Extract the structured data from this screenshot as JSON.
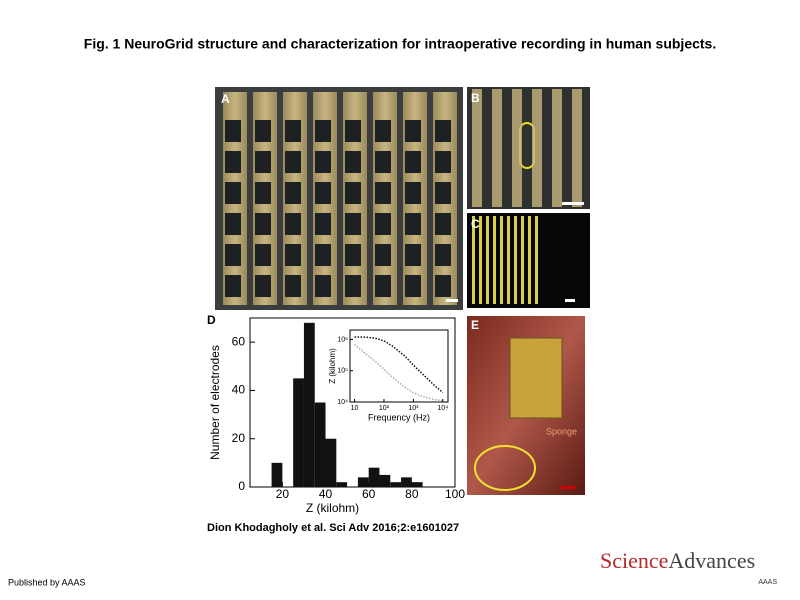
{
  "title": "Fig. 1 NeuroGrid structure and characterization for intraoperative recording in human subjects.",
  "panels": {
    "a": "A",
    "b": "B",
    "c": "C",
    "d": "D",
    "e": "E"
  },
  "sponge_label": "Sponge",
  "chart_data": {
    "type": "histogram",
    "bins": [
      15,
      20,
      25,
      30,
      35,
      40,
      45,
      50,
      55,
      60,
      65,
      70,
      75,
      80,
      85
    ],
    "values": [
      10,
      0,
      45,
      68,
      35,
      20,
      2,
      0,
      4,
      8,
      5,
      2,
      4,
      2
    ],
    "color": "#111111",
    "xlabel": "Z (kilohm)",
    "ylabel": "Number of electrodes",
    "xlim": [
      5,
      100
    ],
    "xticks": [
      20,
      40,
      60,
      80,
      100
    ],
    "ylim": [
      0,
      70
    ],
    "yticks": [
      0,
      20,
      40,
      60
    ],
    "inset": {
      "type": "line",
      "log_x": true,
      "log_y": true,
      "xlabel": "Frequency (Hz)",
      "ylabel": "Z (kilohm)",
      "x": [
        10,
        20,
        50,
        100,
        200,
        500,
        1000,
        2000,
        5000,
        10000
      ],
      "series": [
        {
          "color": "#111111",
          "values": [
            1200000,
            1200000,
            1100000,
            900000,
            600000,
            300000,
            150000,
            80000,
            35000,
            20000
          ]
        },
        {
          "color": "#aaaaaa",
          "values": [
            700000,
            400000,
            200000,
            110000,
            60000,
            30000,
            20000,
            15000,
            12000,
            11000
          ]
        }
      ],
      "xlim": [
        7,
        15000
      ],
      "xticks": [
        {
          "value": 10,
          "label": "10"
        },
        {
          "value": 100,
          "label": "10²"
        },
        {
          "value": 1000,
          "label": "10³"
        },
        {
          "value": 10000,
          "label": "10⁴"
        }
      ],
      "ylim": [
        10000,
        2000000
      ],
      "yticks": [
        {
          "value": 10000,
          "label": "10⁴"
        },
        {
          "value": 100000,
          "label": "10⁵"
        },
        {
          "value": 1000000,
          "label": "10⁶"
        }
      ]
    }
  },
  "citation": "Dion Khodagholy et al. Sci Adv 2016;2:e1601027",
  "logo": {
    "science": "Science",
    "advances": "Advances",
    "aaas": "AAAS"
  },
  "footer": "Published by AAAS"
}
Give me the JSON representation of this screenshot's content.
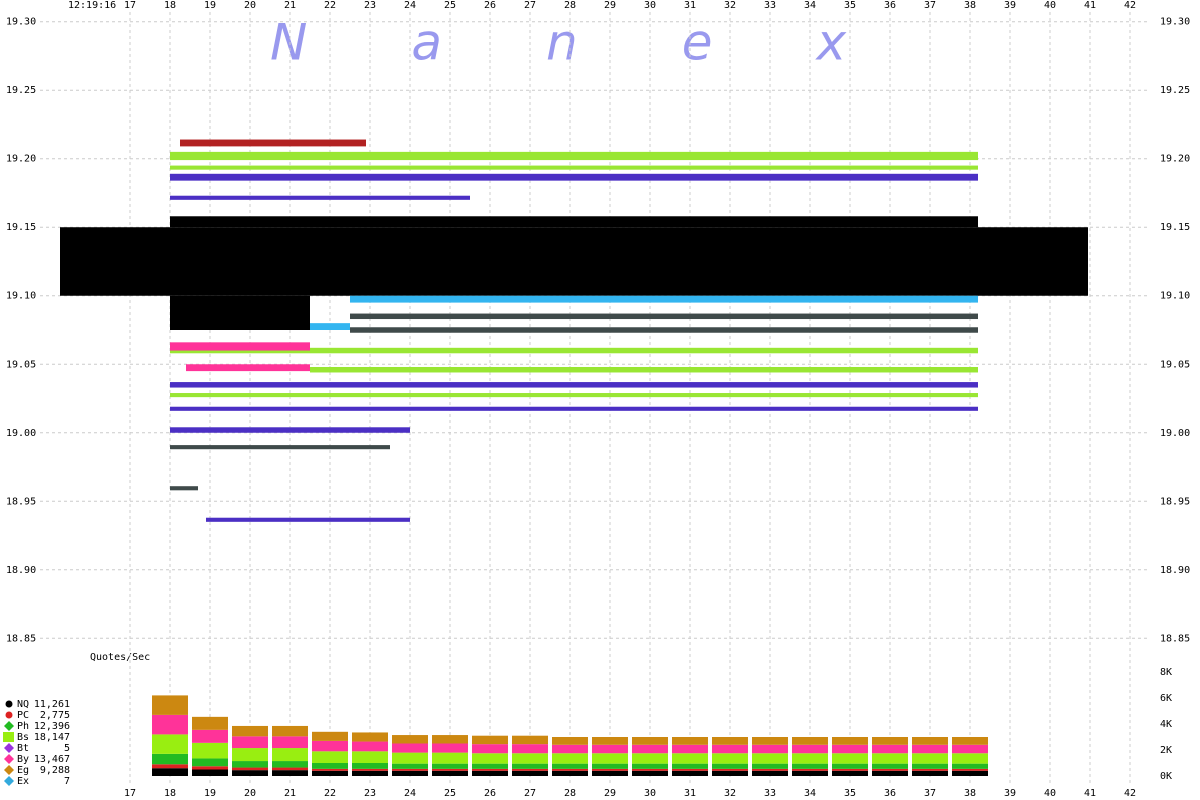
{
  "chart_data": [
    {
      "type": "quote-bands",
      "time_label": "12:19:16",
      "watermark": "Nanex",
      "xlim": [
        15,
        42.5
      ],
      "ylim": [
        18.84,
        19.31
      ],
      "xticks": [
        17,
        18,
        19,
        20,
        21,
        22,
        23,
        24,
        25,
        26,
        27,
        28,
        29,
        30,
        31,
        32,
        33,
        34,
        35,
        36,
        37,
        38,
        39,
        40,
        41,
        42
      ],
      "yticks": [
        {
          "value": 19.3,
          "label": "19.30"
        },
        19.25,
        {
          "value": 19.2,
          "label": "19.20"
        },
        19.15,
        {
          "value": 19.1,
          "label": "19.10"
        },
        19.05,
        {
          "value": 19.0,
          "label": "19.00"
        },
        18.95,
        {
          "value": 18.9,
          "label": "18.90"
        },
        18.85
      ],
      "grid": true,
      "quote_bands": [
        {
          "color": "#b22222",
          "x": [
            18.25,
            22.9
          ],
          "y": [
            19.209,
            19.214
          ]
        },
        {
          "color": "#99e633",
          "x": [
            18,
            38.2
          ],
          "y": [
            19.199,
            19.205
          ]
        },
        {
          "color": "#99e633",
          "x": [
            18,
            38.2
          ],
          "y": [
            19.192,
            19.195
          ]
        },
        {
          "color": "#4b2fc4",
          "x": [
            18,
            38.2
          ],
          "y": [
            19.184,
            19.189
          ]
        },
        {
          "color": "#4b2fc4",
          "x": [
            18,
            25.5
          ],
          "y": [
            19.17,
            19.173
          ]
        },
        {
          "color": "#000000",
          "x": [
            18,
            38.2
          ],
          "y": [
            19.15,
            19.158
          ]
        },
        {
          "color": "#000000",
          "x": [
            15.25,
            40.95
          ],
          "y": [
            19.1,
            19.15
          ]
        },
        {
          "color": "#33b5f0",
          "x": [
            22.5,
            38.2
          ],
          "y": [
            19.095,
            19.1
          ]
        },
        {
          "color": "#000000",
          "x": [
            18,
            21.5
          ],
          "y": [
            19.075,
            19.1
          ]
        },
        {
          "color": "#3f4a4a",
          "x": [
            22.5,
            38.2
          ],
          "y": [
            19.083,
            19.087
          ]
        },
        {
          "color": "#33b5f0",
          "x": [
            21.5,
            22.5
          ],
          "y": [
            19.075,
            19.08
          ]
        },
        {
          "color": "#3f4a4a",
          "x": [
            22.5,
            38.2
          ],
          "y": [
            19.073,
            19.077
          ]
        },
        {
          "color": "#99e633",
          "x": [
            18,
            38.2
          ],
          "y": [
            19.058,
            19.062
          ]
        },
        {
          "color": "#ff3399",
          "x": [
            18,
            21.5
          ],
          "y": [
            19.06,
            19.066
          ]
        },
        {
          "color": "#ff3399",
          "x": [
            18.4,
            21.5
          ],
          "y": [
            19.045,
            19.05
          ]
        },
        {
          "color": "#99e633",
          "x": [
            21.5,
            38.2
          ],
          "y": [
            19.044,
            19.048
          ]
        },
        {
          "color": "#4b2fc4",
          "x": [
            18,
            38.2
          ],
          "y": [
            19.033,
            19.037
          ]
        },
        {
          "color": "#99e633",
          "x": [
            18,
            38.2
          ],
          "y": [
            19.026,
            19.029
          ]
        },
        {
          "color": "#4b2fc4",
          "x": [
            18,
            38.2
          ],
          "y": [
            19.016,
            19.019
          ]
        },
        {
          "color": "#4b2fc4",
          "x": [
            18,
            24
          ],
          "y": [
            19.0,
            19.004
          ]
        },
        {
          "color": "#3f4a4a",
          "x": [
            18,
            23.5
          ],
          "y": [
            18.988,
            18.991
          ]
        },
        {
          "color": "#3f4a4a",
          "x": [
            18,
            18.7
          ],
          "y": [
            18.958,
            18.961
          ]
        },
        {
          "color": "#4b2fc4",
          "x": [
            18.9,
            24
          ],
          "y": [
            18.935,
            18.938
          ]
        }
      ]
    },
    {
      "type": "stacked-bar",
      "label": "Quotes/Sec",
      "xlim": [
        15,
        42.5
      ],
      "ylim": [
        0,
        8000
      ],
      "yticks": [
        {
          "value": 8000,
          "label": "8K"
        },
        {
          "value": 6000,
          "label": "6K"
        },
        {
          "value": 4000,
          "label": "4K"
        },
        {
          "value": 2000,
          "label": "2K"
        },
        {
          "value": 0,
          "label": "0K"
        }
      ],
      "x": [
        18,
        19,
        20,
        21,
        22,
        23,
        24,
        25,
        26,
        27,
        28,
        29,
        30,
        31,
        32,
        33,
        34,
        35,
        36,
        37,
        38
      ],
      "series": [
        {
          "name": "NQ",
          "count": "11,261",
          "color": "#000000",
          "marker": "circle",
          "values": [
            600,
            500,
            450,
            450,
            400,
            400,
            400,
            400,
            400,
            400,
            400,
            400,
            400,
            400,
            400,
            400,
            400,
            400,
            400,
            400,
            400
          ]
        },
        {
          "name": "PC",
          "count": "2,775",
          "color": "#dd2222",
          "marker": "circle",
          "values": [
            300,
            250,
            200,
            200,
            150,
            150,
            150,
            150,
            150,
            150,
            150,
            150,
            150,
            150,
            150,
            150,
            150,
            150,
            150,
            150,
            150
          ]
        },
        {
          "name": "Ph",
          "count": "12,396",
          "color": "#22bb22",
          "marker": "diamond",
          "values": [
            800,
            600,
            500,
            500,
            450,
            450,
            400,
            400,
            400,
            400,
            400,
            400,
            400,
            400,
            400,
            400,
            400,
            400,
            400,
            400,
            400
          ]
        },
        {
          "name": "Bs",
          "count": "18,147",
          "color": "#99ee11",
          "marker": "square",
          "values": [
            1500,
            1200,
            1000,
            1000,
            900,
            900,
            850,
            850,
            800,
            800,
            800,
            800,
            800,
            800,
            800,
            800,
            800,
            800,
            800,
            800,
            800
          ]
        },
        {
          "name": "Bt",
          "count": "5",
          "color": "#9933dd",
          "marker": "diamond",
          "values": [
            0,
            0,
            0,
            0,
            0,
            0,
            0,
            0,
            0,
            0,
            0,
            0,
            0,
            0,
            0,
            0,
            0,
            0,
            0,
            0,
            0
          ]
        },
        {
          "name": "By",
          "count": "13,467",
          "color": "#ff3399",
          "marker": "diamond",
          "values": [
            1500,
            1000,
            900,
            900,
            800,
            750,
            700,
            700,
            700,
            700,
            650,
            650,
            650,
            650,
            650,
            650,
            650,
            650,
            650,
            650,
            650
          ]
        },
        {
          "name": "Eg",
          "count": "9,288",
          "color": "#cc8811",
          "marker": "diamond",
          "values": [
            1500,
            1000,
            800,
            800,
            700,
            700,
            650,
            650,
            650,
            650,
            600,
            600,
            600,
            600,
            600,
            600,
            600,
            600,
            600,
            600,
            600
          ]
        },
        {
          "name": "Ex",
          "count": "7",
          "color": "#33aadd",
          "marker": "diamond",
          "values": [
            0,
            0,
            0,
            0,
            0,
            0,
            0,
            0,
            0,
            0,
            0,
            0,
            0,
            0,
            0,
            0,
            0,
            0,
            0,
            0,
            0
          ]
        }
      ]
    }
  ]
}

────────────────────

TASK:
Pull out every line holding "this" from the records above, and copy it.

COMPLETE OUTPUT:
Extract the structured data from this screenshot as JSON.
Give me the JSON representation of this screenshot's content.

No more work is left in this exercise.